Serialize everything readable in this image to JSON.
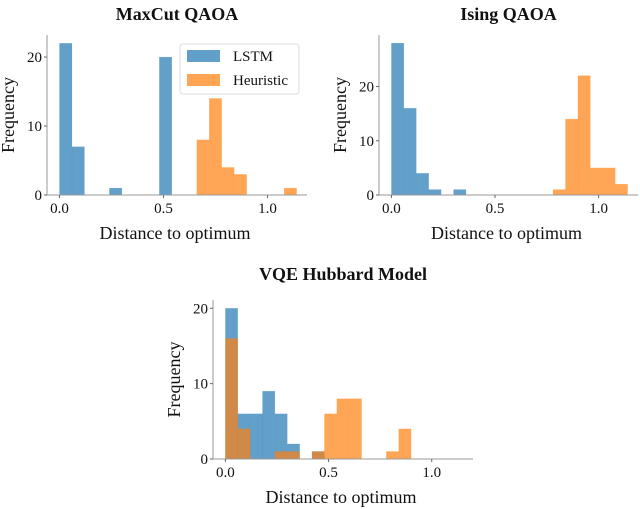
{
  "colors": {
    "lstm": "#1f77b4",
    "heuristic": "#ff7f0e",
    "opacity": 0.7
  },
  "legend": {
    "placement": "top-right of first panel",
    "entries": [
      "LSTM",
      "Heuristic"
    ]
  },
  "chart_data": [
    {
      "type": "bar",
      "title": "MaxCut QAOA",
      "xlabel": "Distance to optimum",
      "ylabel": "Frequency",
      "xlim": [
        -0.06,
        1.19
      ],
      "ylim": [
        0,
        23.2
      ],
      "xticks": [
        "0.0",
        "0.5",
        "1.0"
      ],
      "yticks": [
        "0",
        "10",
        "20"
      ],
      "bin_width": 0.06,
      "series": [
        {
          "name": "LSTM",
          "bins": [
            [
              0.0,
              22
            ],
            [
              0.06,
              7
            ],
            [
              0.24,
              1
            ],
            [
              0.48,
              20
            ]
          ]
        },
        {
          "name": "Heuristic",
          "bins": [
            [
              0.66,
              8
            ],
            [
              0.72,
              14
            ],
            [
              0.78,
              4
            ],
            [
              0.84,
              3
            ],
            [
              1.08,
              1
            ]
          ]
        }
      ]
    },
    {
      "type": "bar",
      "title": "Ising QAOA",
      "xlabel": "Distance to optimum",
      "ylabel": "Frequency",
      "xlim": [
        -0.06,
        1.19
      ],
      "ylim": [
        0,
        29.5
      ],
      "xticks": [
        "0.0",
        "0.5",
        "1.0"
      ],
      "yticks": [
        "0",
        "10",
        "20"
      ],
      "bin_width": 0.06,
      "series": [
        {
          "name": "LSTM",
          "bins": [
            [
              0.0,
              28
            ],
            [
              0.06,
              16
            ],
            [
              0.12,
              4
            ],
            [
              0.18,
              1
            ],
            [
              0.3,
              1
            ]
          ]
        },
        {
          "name": "Heuristic",
          "bins": [
            [
              0.78,
              1
            ],
            [
              0.84,
              14
            ],
            [
              0.9,
              22
            ],
            [
              0.96,
              5
            ],
            [
              1.02,
              5
            ],
            [
              1.08,
              2
            ]
          ]
        }
      ]
    },
    {
      "type": "bar",
      "title": "VQE Hubbard Model",
      "xlabel": "Distance to optimum",
      "ylabel": "Frequency",
      "xlim": [
        -0.06,
        1.2
      ],
      "ylim": [
        0,
        21.1
      ],
      "xticks": [
        "0.0",
        "0.5",
        "1.0"
      ],
      "yticks": [
        "0",
        "10",
        "20"
      ],
      "bin_width": 0.06,
      "series": [
        {
          "name": "LSTM",
          "bins": [
            [
              0.0,
              20
            ],
            [
              0.06,
              6
            ],
            [
              0.12,
              6
            ],
            [
              0.18,
              9
            ],
            [
              0.24,
              6
            ],
            [
              0.3,
              2
            ],
            [
              0.42,
              1
            ]
          ]
        },
        {
          "name": "Heuristic",
          "bins": [
            [
              0.0,
              16
            ],
            [
              0.06,
              4
            ],
            [
              0.24,
              1
            ],
            [
              0.3,
              1
            ],
            [
              0.42,
              1
            ],
            [
              0.48,
              6
            ],
            [
              0.54,
              8
            ],
            [
              0.6,
              8
            ],
            [
              0.78,
              1
            ],
            [
              0.84,
              4
            ]
          ]
        }
      ]
    }
  ]
}
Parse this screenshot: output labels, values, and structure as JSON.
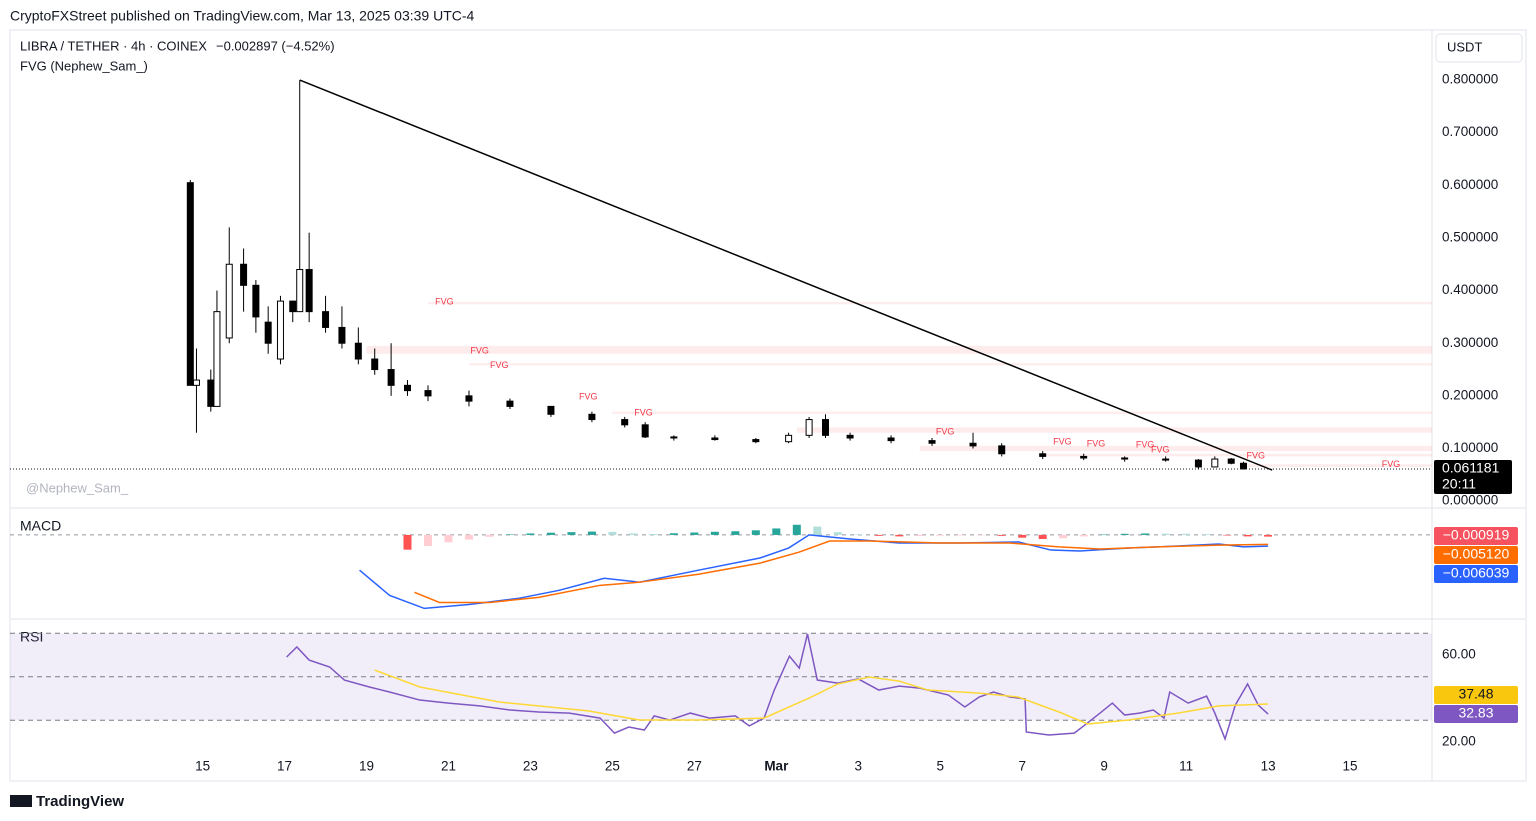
{
  "header": {
    "byline": "CryptoFXStreet published on TradingView.com, Mar 13, 2025 03:39 UTC-4"
  },
  "footer": {
    "brand": "TradingView"
  },
  "chart_data": [
    {
      "type": "candlestick",
      "title": "LIBRA / TETHER · 4h · COINEX",
      "subtitle": "−0.002897 (−4.52%)",
      "indicator": "FVG (Nephew_Sam_)",
      "currency": "USDT",
      "watermark": "@Nephew_Sam_",
      "countdown": "20:11",
      "x": [
        -0.3,
        -0.15,
        0.2,
        0.35,
        0.65,
        1.0,
        1.3,
        1.6,
        1.9,
        2.2,
        2.37,
        2.6,
        3.0,
        3.4,
        3.8,
        4.2,
        4.6,
        5.0,
        5.5,
        6.5,
        7.5,
        8.5,
        9.5,
        10.3,
        10.8,
        11.5,
        12.5,
        13.5,
        14.3,
        14.8,
        15.2,
        15.8,
        16.8,
        17.8,
        18.8,
        19.5,
        20.5,
        21.5,
        22.5,
        23.5,
        24.3,
        24.7,
        25.1,
        25.4
      ],
      "open": [
        0.605,
        0.22,
        0.23,
        0.18,
        0.31,
        0.45,
        0.41,
        0.34,
        0.27,
        0.38,
        0.36,
        0.44,
        0.36,
        0.33,
        0.3,
        0.27,
        0.25,
        0.22,
        0.21,
        0.2,
        0.19,
        0.18,
        0.165,
        0.155,
        0.145,
        0.122,
        0.12,
        0.117,
        0.113,
        0.125,
        0.155,
        0.125,
        0.12,
        0.115,
        0.11,
        0.105,
        0.09,
        0.085,
        0.082,
        0.08,
        0.078,
        0.065,
        0.08,
        0.072
      ],
      "high": [
        0.61,
        0.29,
        0.25,
        0.4,
        0.52,
        0.48,
        0.42,
        0.37,
        0.39,
        0.38,
        0.8,
        0.51,
        0.39,
        0.37,
        0.33,
        0.29,
        0.3,
        0.23,
        0.22,
        0.21,
        0.195,
        0.18,
        0.17,
        0.16,
        0.15,
        0.125,
        0.125,
        0.12,
        0.13,
        0.16,
        0.165,
        0.13,
        0.125,
        0.12,
        0.13,
        0.11,
        0.095,
        0.09,
        0.085,
        0.085,
        0.08,
        0.085,
        0.082,
        0.075
      ],
      "low": [
        0.22,
        0.13,
        0.17,
        0.18,
        0.3,
        0.36,
        0.32,
        0.28,
        0.26,
        0.34,
        0.36,
        0.34,
        0.32,
        0.29,
        0.26,
        0.24,
        0.2,
        0.2,
        0.19,
        0.18,
        0.175,
        0.16,
        0.15,
        0.14,
        0.12,
        0.115,
        0.115,
        0.11,
        0.11,
        0.12,
        0.12,
        0.115,
        0.11,
        0.105,
        0.1,
        0.085,
        0.08,
        0.078,
        0.075,
        0.075,
        0.06,
        0.064,
        0.07,
        0.06
      ],
      "close": [
        0.22,
        0.23,
        0.18,
        0.36,
        0.45,
        0.41,
        0.35,
        0.3,
        0.38,
        0.36,
        0.44,
        0.36,
        0.33,
        0.3,
        0.27,
        0.25,
        0.22,
        0.21,
        0.2,
        0.19,
        0.18,
        0.165,
        0.155,
        0.145,
        0.122,
        0.12,
        0.117,
        0.113,
        0.125,
        0.155,
        0.125,
        0.12,
        0.115,
        0.11,
        0.105,
        0.09,
        0.085,
        0.082,
        0.08,
        0.078,
        0.065,
        0.08,
        0.072,
        0.061181
      ],
      "xlim": [
        -4.7,
        30
      ],
      "xticks": [
        {
          "value": 0,
          "label": "15"
        },
        {
          "value": 2,
          "label": "17"
        },
        {
          "value": 4,
          "label": "19"
        },
        {
          "value": 6,
          "label": "21"
        },
        {
          "value": 8,
          "label": "23"
        },
        {
          "value": 10,
          "label": "25"
        },
        {
          "value": 12,
          "label": "27"
        },
        {
          "value": 14,
          "label": "Mar"
        },
        {
          "value": 16,
          "label": "3"
        },
        {
          "value": 18,
          "label": "5"
        },
        {
          "value": 20,
          "label": "7"
        },
        {
          "value": 22,
          "label": "9"
        },
        {
          "value": 24,
          "label": "11"
        },
        {
          "value": 26,
          "label": "13"
        },
        {
          "value": 28,
          "label": "15"
        }
      ],
      "ylim": [
        -0.013,
        0.895
      ],
      "yticks": [
        {
          "value": 0.8,
          "label": "0.800000"
        },
        {
          "value": 0.7,
          "label": "0.700000"
        },
        {
          "value": 0.6,
          "label": "0.600000"
        },
        {
          "value": 0.5,
          "label": "0.500000"
        },
        {
          "value": 0.4,
          "label": "0.400000"
        },
        {
          "value": 0.3,
          "label": "0.300000"
        },
        {
          "value": 0.2,
          "label": "0.200000"
        },
        {
          "value": 0.1,
          "label": "0.100000"
        },
        {
          "value": 0,
          "label": "0.000000"
        }
      ],
      "trendline": {
        "x": [
          2.37,
          26.1
        ],
        "y": [
          0.8,
          0.059
        ],
        "color": "#000000"
      },
      "fvg_zones": [
        {
          "x": [
            4.0,
            30
          ],
          "y": [
            0.28,
            0.295
          ]
        },
        {
          "x": [
            5.5,
            30
          ],
          "y": [
            0.374,
            0.378
          ]
        },
        {
          "x": [
            6.5,
            30
          ],
          "y": [
            0.258,
            0.262
          ]
        },
        {
          "x": [
            10,
            30
          ],
          "y": [
            0.166,
            0.17
          ]
        },
        {
          "x": [
            14.5,
            30
          ],
          "y": [
            0.13,
            0.14
          ]
        },
        {
          "x": [
            17.5,
            30
          ],
          "y": [
            0.095,
            0.105
          ]
        },
        {
          "x": [
            20.5,
            30
          ],
          "y": [
            0.085,
            0.09
          ]
        },
        {
          "x": [
            25.5,
            30
          ],
          "y": [
            0.065,
            0.07
          ]
        }
      ],
      "fvg_color": "#f23645",
      "annotations": [
        {
          "text": "FVG",
          "x": 5.9,
          "y": 0.378
        },
        {
          "text": "FVG",
          "x": 6.76,
          "y": 0.285
        },
        {
          "text": "FVG",
          "x": 7.24,
          "y": 0.257
        },
        {
          "text": "FVG",
          "x": 9.41,
          "y": 0.198
        },
        {
          "text": "FVG",
          "x": 10.76,
          "y": 0.167
        },
        {
          "text": "FVG",
          "x": 18.12,
          "y": 0.131
        },
        {
          "text": "FVG",
          "x": 20.98,
          "y": 0.112
        },
        {
          "text": "FVG",
          "x": 21.8,
          "y": 0.108
        },
        {
          "text": "FVG",
          "x": 23.0,
          "y": 0.106
        },
        {
          "text": "FVG",
          "x": 23.37,
          "y": 0.097
        },
        {
          "text": "FVG",
          "x": 25.7,
          "y": 0.086
        },
        {
          "text": "FVG",
          "x": 29.0,
          "y": 0.069
        }
      ]
    },
    {
      "type": "macd",
      "title": "MACD",
      "ylim": [
        -0.045,
        0.0135
      ],
      "histogram": {
        "x": [
          5,
          5.5,
          6,
          6.5,
          7,
          7.5,
          8,
          8.5,
          9,
          9.5,
          10,
          10.5,
          11,
          11.5,
          12,
          12.5,
          13,
          13.5,
          14,
          14.5,
          15,
          15.5,
          16,
          16.5,
          17,
          17.5,
          18,
          18.5,
          19,
          19.5,
          20,
          20.5,
          21,
          21.5,
          22,
          22.5,
          23,
          23.5,
          24,
          24.5,
          25,
          25.5,
          26
        ],
        "values": [
          -0.008,
          -0.006,
          -0.004,
          -0.0025,
          -0.001,
          0.0003,
          0.0008,
          0.0012,
          0.0015,
          0.0018,
          0.0016,
          0.0008,
          0.0005,
          0.0009,
          0.0013,
          0.0017,
          0.002,
          0.0025,
          0.0035,
          0.0055,
          0.0045,
          0.0015,
          0.0003,
          -0.0005,
          -0.0008,
          -0.0006,
          -0.0004,
          -0.0003,
          -0.0002,
          -0.0005,
          -0.0015,
          -0.0022,
          -0.0018,
          -0.0008,
          0.0002,
          0.0006,
          0.0008,
          0.0007,
          0.0006,
          0.0004,
          -0.0003,
          -0.0008,
          -0.000919
        ],
        "colors": [
          "#26a69a",
          "#b2dfdb",
          "#ffcdd2",
          "#ff5252"
        ],
        "label_color": "#f7525f",
        "last_label": "−0.000919"
      },
      "series": [
        {
          "name": "MACD",
          "color": "#2962ff",
          "last_label": "−0.006039",
          "x": [
            3.83,
            4.56,
            5.41,
            6.5,
            7.7,
            8.7,
            9.8,
            10.66,
            12.1,
            13.6,
            14.3,
            14.8,
            15.8,
            17,
            18.5,
            19.9,
            20.7,
            21.4,
            22.6,
            23.8,
            24.8,
            25.4,
            26
          ],
          "values": [
            -0.0191,
            -0.0327,
            -0.0398,
            -0.0377,
            -0.0344,
            -0.03,
            -0.0235,
            -0.0256,
            -0.0191,
            -0.0125,
            -0.0071,
            0,
            -0.0022,
            -0.0044,
            -0.0044,
            -0.0038,
            -0.0082,
            -0.0087,
            -0.0071,
            -0.006,
            -0.0049,
            -0.0065,
            -0.006039
          ]
        },
        {
          "name": "Signal",
          "color": "#ff6d00",
          "last_label": "−0.005120",
          "x": [
            5.17,
            5.78,
            7,
            8.2,
            9.7,
            10.66,
            12.1,
            13.6,
            14.56,
            15.3,
            16.3,
            18,
            19.7,
            20.9,
            21.9,
            23.3,
            24.8,
            26
          ],
          "values": [
            -0.0311,
            -0.0366,
            -0.0366,
            -0.0338,
            -0.0273,
            -0.0256,
            -0.0213,
            -0.0153,
            -0.0093,
            -0.0033,
            -0.0033,
            -0.0044,
            -0.0044,
            -0.0065,
            -0.0076,
            -0.0065,
            -0.0055,
            -0.00512
          ]
        }
      ]
    },
    {
      "type": "rsi",
      "title": "RSI",
      "ylim": [
        15.4,
        75.2
      ],
      "yticks": [
        {
          "value": 60,
          "label": "60.00"
        },
        {
          "value": 20,
          "label": "20.00"
        }
      ],
      "band": [
        30,
        70
      ],
      "band_lines": [
        70,
        50,
        30
      ],
      "band_color": "#7e57c2",
      "series": [
        {
          "name": "RSI",
          "color": "#7e57c2",
          "x": [
            2.05,
            2.3,
            2.6,
            3.1,
            3.46,
            4.07,
            4.56,
            5.3,
            6.0,
            6.76,
            7.5,
            8.2,
            8.95,
            9.7,
            10.05,
            10.4,
            10.78,
            11.02,
            11.4,
            11.9,
            12.37,
            13,
            13.34,
            13.7,
            13.95,
            14.32,
            14.56,
            14.76,
            15,
            15.5,
            16,
            16.5,
            17,
            17.5,
            18.2,
            18.6,
            18.95,
            19.3,
            19.7,
            20.07,
            20.1,
            20.65,
            21.27,
            21.5,
            21.9,
            22.2,
            22.5,
            22.86,
            23.2,
            23.46,
            23.6,
            24.05,
            24.5,
            24.7,
            24.95,
            25.2,
            25.5,
            25.76,
            26
          ],
          "values": [
            59.1,
            63.7,
            57.7,
            54.5,
            48.5,
            45.3,
            43,
            39.3,
            37.9,
            36.6,
            34.7,
            33.8,
            33.3,
            31,
            24.1,
            26.9,
            25.5,
            32,
            30.1,
            33.3,
            31,
            32,
            27.4,
            31,
            43.9,
            59.5,
            54,
            69.7,
            48.5,
            47.1,
            49,
            43.9,
            45.7,
            44.8,
            41.6,
            36.1,
            40.7,
            43,
            40.7,
            39.8,
            24.6,
            23.2,
            24.1,
            27.4,
            33.3,
            37.9,
            32.4,
            33.3,
            34.7,
            31,
            43,
            37.9,
            41.1,
            33.3,
            21.4,
            37,
            46.7,
            37,
            32.83
          ]
        },
        {
          "name": "RSI MA",
          "color": "#fdd835",
          "label_color": "#f9c80e",
          "x": [
            4.2,
            5.3,
            7.24,
            9.41,
            10.66,
            12.1,
            13.7,
            14.8,
            15.5,
            16.27,
            17,
            17.7,
            18.95,
            19.9,
            20.9,
            21.6,
            22.6,
            23.8,
            24.8,
            26
          ],
          "values": [
            53.1,
            45.3,
            38.4,
            34.3,
            30.1,
            30.1,
            31,
            40.2,
            46.7,
            49.9,
            48,
            43.9,
            42.5,
            40.7,
            33.8,
            28.3,
            30.1,
            33.3,
            36.6,
            37.48
          ]
        }
      ]
    }
  ]
}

**WHAT TO WORK ON:**
Across the entries above, how many lines contain "TradingView"? Provide only the count.

**RESPONSE BELOW:**
2